● **GOAL**
Go through the listing beneath this task and return every line that carries the string "degrees".

··· DATASET ENTRIES ···

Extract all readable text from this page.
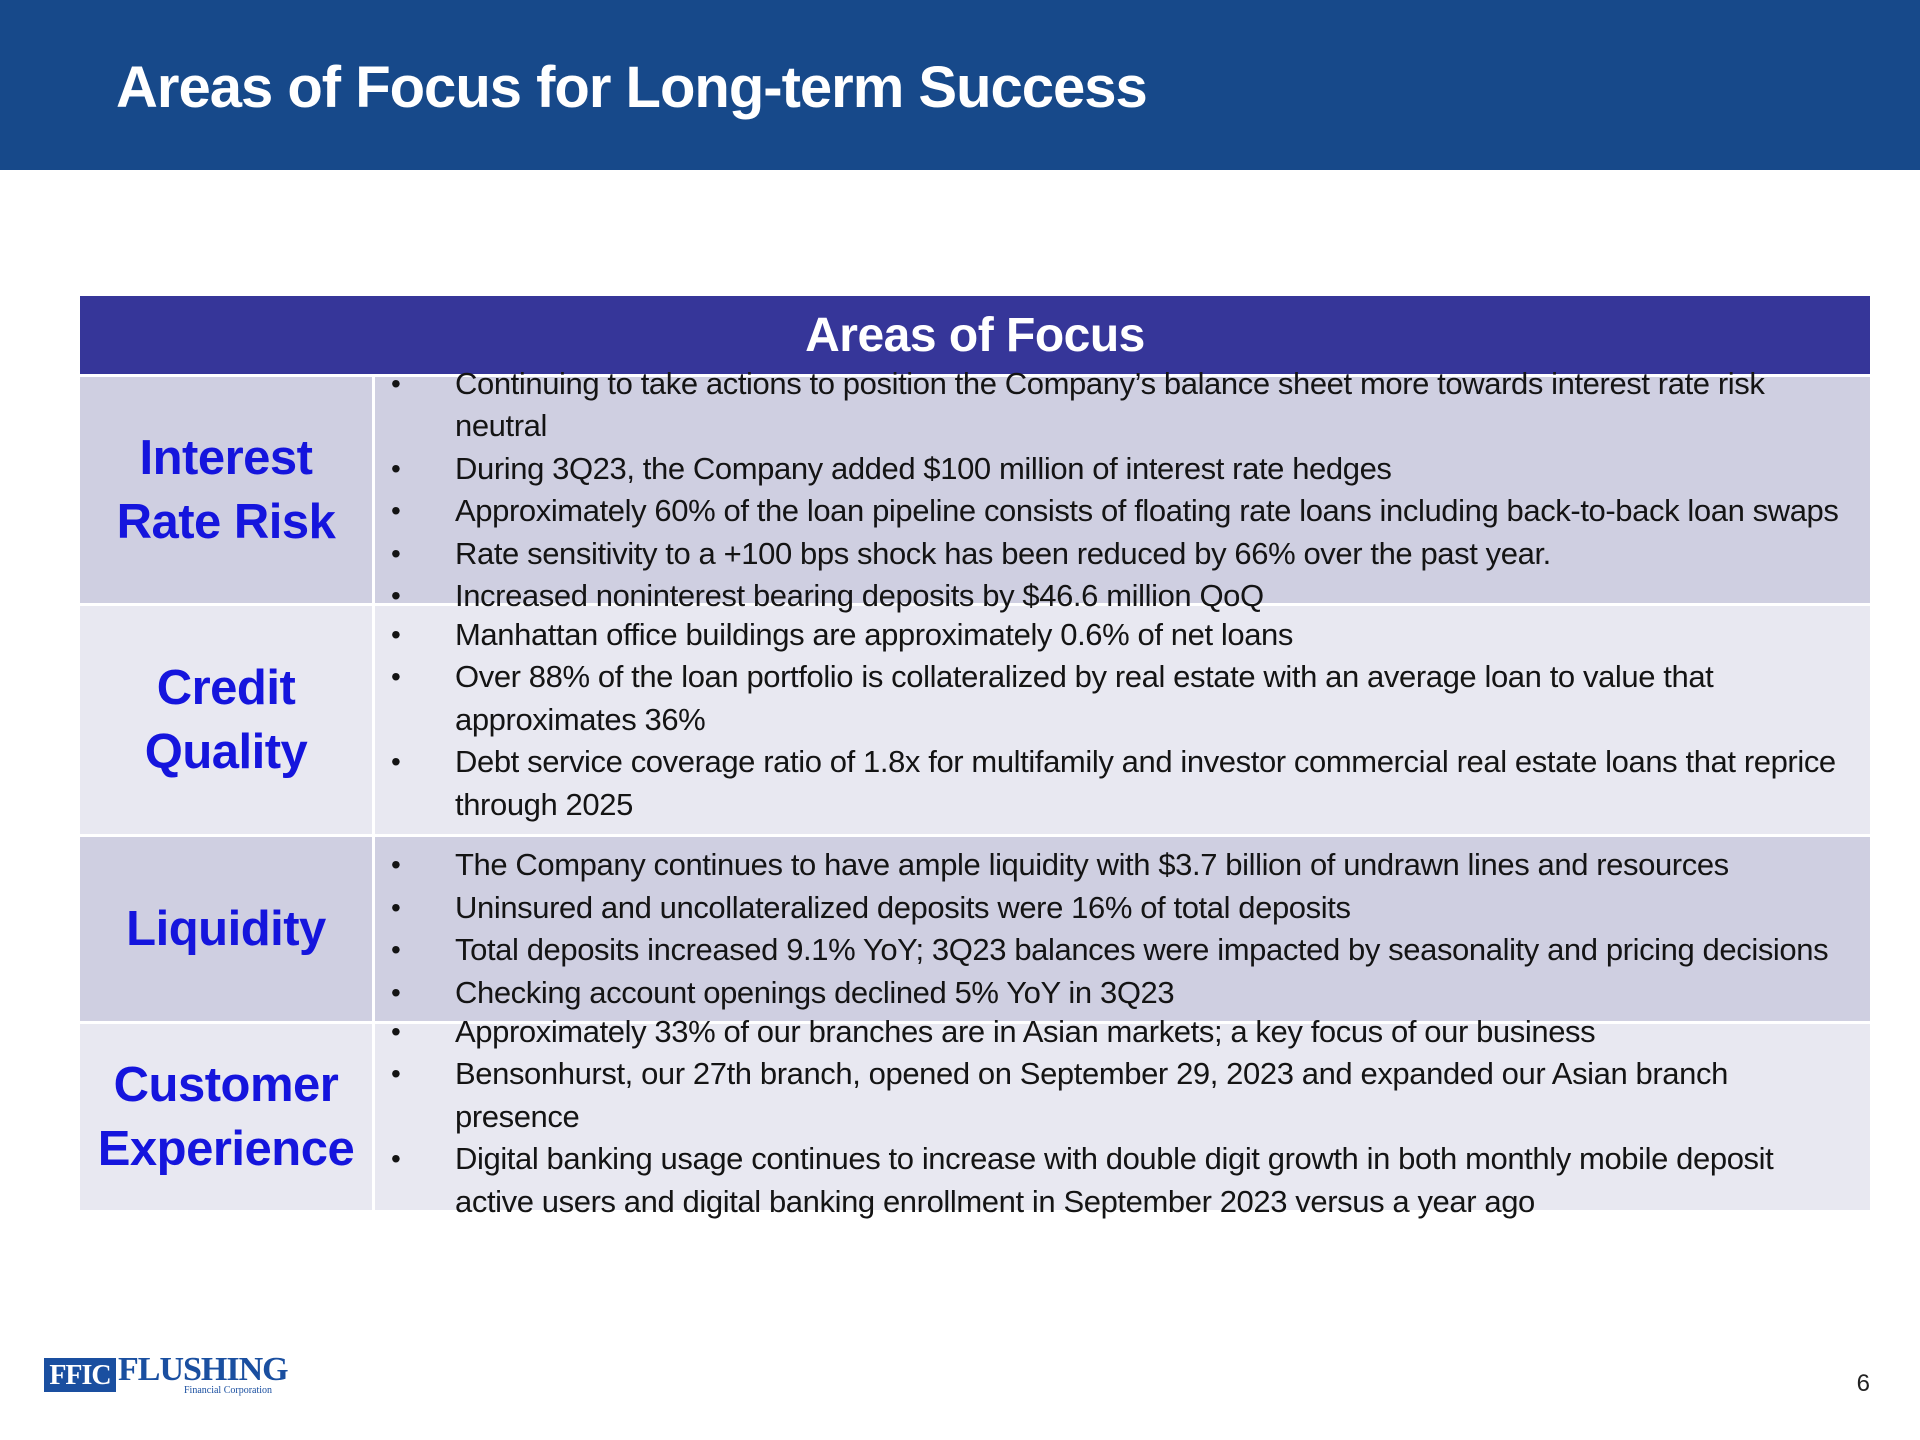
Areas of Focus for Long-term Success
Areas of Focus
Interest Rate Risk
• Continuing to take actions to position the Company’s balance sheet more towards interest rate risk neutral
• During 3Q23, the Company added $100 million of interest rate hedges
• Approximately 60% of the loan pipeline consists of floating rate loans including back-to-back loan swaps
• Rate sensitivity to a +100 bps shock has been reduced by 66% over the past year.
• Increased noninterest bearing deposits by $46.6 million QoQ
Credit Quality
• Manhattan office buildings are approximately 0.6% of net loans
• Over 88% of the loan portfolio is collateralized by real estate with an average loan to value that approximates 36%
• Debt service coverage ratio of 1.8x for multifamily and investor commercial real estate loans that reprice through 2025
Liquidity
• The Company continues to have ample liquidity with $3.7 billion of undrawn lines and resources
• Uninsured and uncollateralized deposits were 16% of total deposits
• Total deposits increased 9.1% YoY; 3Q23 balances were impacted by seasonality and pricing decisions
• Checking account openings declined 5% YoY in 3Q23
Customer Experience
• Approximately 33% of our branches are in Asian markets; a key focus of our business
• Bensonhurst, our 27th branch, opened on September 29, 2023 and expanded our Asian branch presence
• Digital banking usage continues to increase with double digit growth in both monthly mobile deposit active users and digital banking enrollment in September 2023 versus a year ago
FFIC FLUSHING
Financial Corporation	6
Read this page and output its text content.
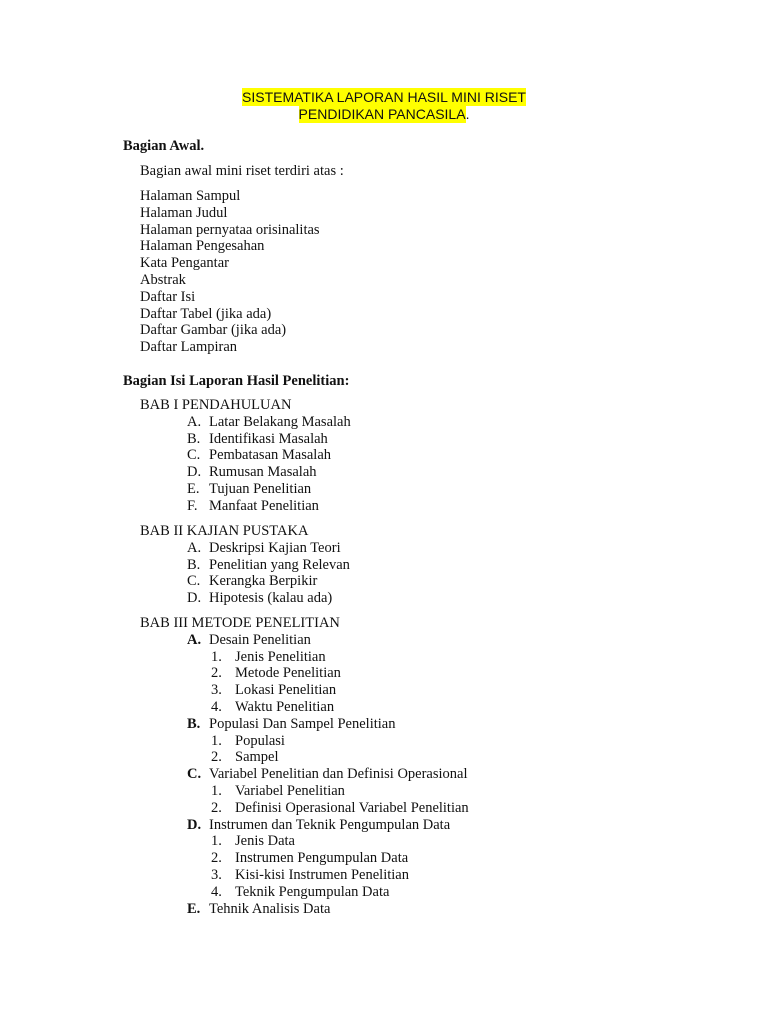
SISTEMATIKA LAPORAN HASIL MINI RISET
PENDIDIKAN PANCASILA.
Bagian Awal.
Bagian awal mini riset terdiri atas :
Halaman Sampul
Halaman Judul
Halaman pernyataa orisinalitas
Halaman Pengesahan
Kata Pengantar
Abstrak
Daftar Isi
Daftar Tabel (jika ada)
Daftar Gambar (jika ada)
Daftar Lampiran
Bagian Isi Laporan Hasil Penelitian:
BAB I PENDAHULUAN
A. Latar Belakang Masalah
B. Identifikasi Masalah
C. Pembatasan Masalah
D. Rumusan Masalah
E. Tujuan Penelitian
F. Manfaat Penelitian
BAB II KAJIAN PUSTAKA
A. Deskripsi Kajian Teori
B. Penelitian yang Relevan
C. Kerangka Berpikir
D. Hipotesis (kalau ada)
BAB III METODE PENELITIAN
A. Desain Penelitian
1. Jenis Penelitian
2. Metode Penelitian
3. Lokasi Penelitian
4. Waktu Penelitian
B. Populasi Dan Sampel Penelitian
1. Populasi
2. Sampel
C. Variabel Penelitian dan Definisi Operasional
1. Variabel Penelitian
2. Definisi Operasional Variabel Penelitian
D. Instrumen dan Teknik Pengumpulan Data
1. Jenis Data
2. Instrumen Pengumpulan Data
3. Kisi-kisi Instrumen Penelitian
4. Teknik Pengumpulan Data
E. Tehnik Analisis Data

···
··· DATASET ENTRIES ···

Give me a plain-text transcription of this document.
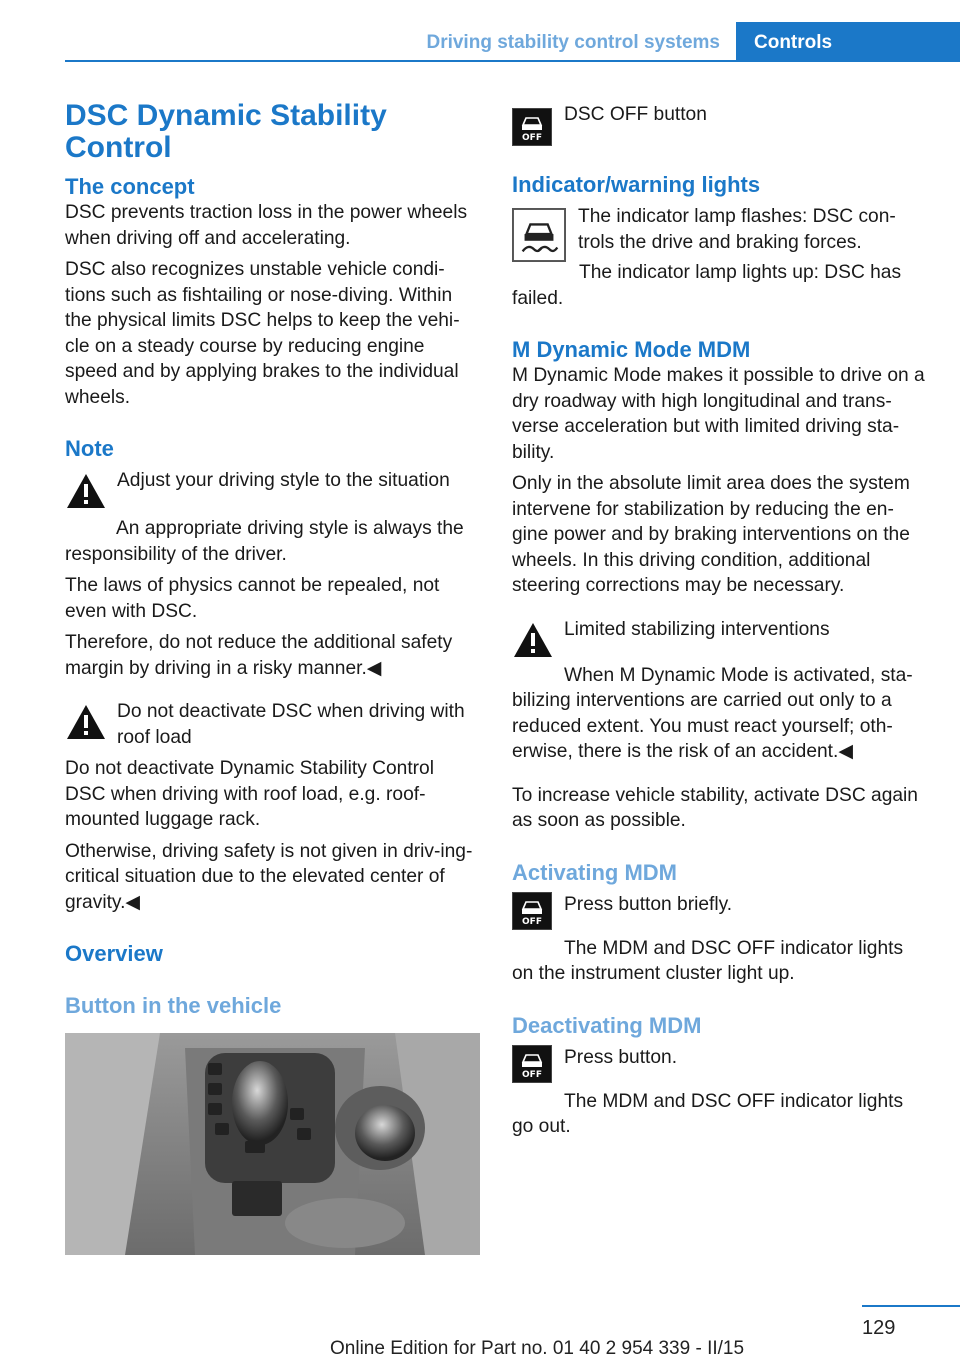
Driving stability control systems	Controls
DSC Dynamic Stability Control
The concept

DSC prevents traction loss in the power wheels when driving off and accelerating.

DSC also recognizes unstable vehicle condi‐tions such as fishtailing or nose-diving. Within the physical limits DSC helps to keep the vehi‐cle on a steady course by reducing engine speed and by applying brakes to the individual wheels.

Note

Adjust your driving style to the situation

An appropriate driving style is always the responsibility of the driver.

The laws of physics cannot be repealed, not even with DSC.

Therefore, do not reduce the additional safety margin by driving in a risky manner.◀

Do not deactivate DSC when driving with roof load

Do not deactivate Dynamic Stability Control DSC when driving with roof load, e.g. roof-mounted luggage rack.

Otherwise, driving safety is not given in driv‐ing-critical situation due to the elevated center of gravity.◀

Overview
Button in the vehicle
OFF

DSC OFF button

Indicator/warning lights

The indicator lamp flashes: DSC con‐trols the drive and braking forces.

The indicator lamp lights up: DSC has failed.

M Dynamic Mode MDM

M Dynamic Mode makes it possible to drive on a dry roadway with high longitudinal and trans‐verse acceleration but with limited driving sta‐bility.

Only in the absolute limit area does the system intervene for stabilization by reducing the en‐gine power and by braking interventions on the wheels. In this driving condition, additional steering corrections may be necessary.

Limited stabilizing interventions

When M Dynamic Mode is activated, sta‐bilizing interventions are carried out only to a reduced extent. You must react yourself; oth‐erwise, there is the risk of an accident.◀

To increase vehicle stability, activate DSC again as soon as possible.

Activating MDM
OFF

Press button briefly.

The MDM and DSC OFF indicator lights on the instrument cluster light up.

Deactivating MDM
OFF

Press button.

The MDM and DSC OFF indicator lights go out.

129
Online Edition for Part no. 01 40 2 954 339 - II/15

···
··· DATASET ENTRIES ···

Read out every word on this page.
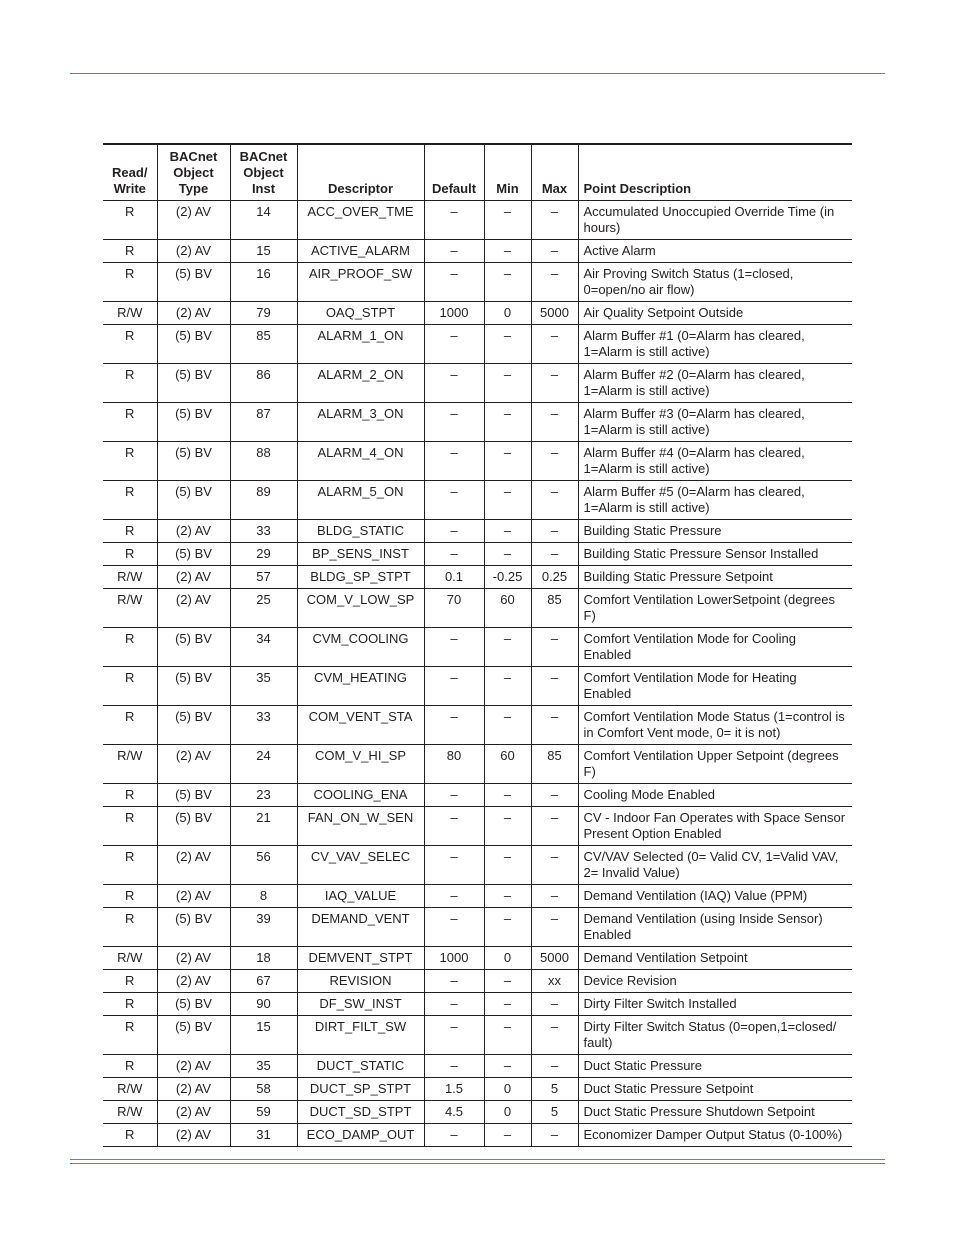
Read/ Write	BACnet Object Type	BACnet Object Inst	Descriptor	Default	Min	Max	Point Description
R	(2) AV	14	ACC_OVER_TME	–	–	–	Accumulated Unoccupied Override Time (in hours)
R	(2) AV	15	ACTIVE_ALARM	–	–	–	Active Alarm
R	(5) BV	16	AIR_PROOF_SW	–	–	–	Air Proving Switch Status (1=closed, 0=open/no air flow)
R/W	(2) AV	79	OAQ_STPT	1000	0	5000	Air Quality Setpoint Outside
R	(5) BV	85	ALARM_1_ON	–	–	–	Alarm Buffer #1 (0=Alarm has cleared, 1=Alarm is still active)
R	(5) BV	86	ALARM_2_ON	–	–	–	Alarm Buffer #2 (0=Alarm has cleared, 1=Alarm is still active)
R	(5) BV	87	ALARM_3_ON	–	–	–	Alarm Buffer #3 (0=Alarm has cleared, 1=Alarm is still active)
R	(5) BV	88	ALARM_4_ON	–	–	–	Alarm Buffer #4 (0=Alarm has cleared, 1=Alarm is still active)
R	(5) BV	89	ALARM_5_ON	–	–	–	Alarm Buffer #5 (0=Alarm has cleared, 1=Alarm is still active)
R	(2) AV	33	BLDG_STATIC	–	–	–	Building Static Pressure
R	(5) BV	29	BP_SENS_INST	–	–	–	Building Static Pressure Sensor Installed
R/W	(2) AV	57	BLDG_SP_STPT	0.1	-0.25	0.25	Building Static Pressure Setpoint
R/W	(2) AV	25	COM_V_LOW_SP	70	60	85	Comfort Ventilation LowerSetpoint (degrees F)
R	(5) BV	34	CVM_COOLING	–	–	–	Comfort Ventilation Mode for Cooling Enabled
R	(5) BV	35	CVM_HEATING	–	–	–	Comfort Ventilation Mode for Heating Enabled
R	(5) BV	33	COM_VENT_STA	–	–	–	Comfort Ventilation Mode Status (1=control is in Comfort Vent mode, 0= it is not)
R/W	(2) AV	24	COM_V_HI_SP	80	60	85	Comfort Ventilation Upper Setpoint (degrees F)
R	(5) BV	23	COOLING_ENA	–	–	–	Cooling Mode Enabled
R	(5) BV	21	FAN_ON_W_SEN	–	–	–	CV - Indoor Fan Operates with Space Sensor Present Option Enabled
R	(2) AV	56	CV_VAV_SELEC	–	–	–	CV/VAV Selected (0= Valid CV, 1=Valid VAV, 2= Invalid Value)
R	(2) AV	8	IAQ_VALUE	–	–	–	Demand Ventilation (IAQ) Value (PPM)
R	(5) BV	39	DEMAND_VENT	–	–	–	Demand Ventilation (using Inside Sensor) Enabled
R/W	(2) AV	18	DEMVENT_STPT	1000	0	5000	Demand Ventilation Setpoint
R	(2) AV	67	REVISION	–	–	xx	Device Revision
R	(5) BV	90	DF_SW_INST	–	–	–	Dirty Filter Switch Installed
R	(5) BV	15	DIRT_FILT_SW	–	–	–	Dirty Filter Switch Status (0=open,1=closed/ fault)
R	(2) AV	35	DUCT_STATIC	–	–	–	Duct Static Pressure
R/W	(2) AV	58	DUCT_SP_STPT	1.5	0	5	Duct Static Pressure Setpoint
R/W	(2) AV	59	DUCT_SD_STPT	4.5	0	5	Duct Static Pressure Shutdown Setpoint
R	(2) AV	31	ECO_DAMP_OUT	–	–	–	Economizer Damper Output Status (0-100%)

···

● **WRITTEN SOLUTION**
R/W	(2) AV	25	COM_V_LOW_SP	70	60	85	Comfort Ventilation LowerSetpoint (degrees F)
R/W	(2) AV	24	COM_V_HI_SP	80	60	85	Comfort Ventilation Upper Setpoint (degrees F)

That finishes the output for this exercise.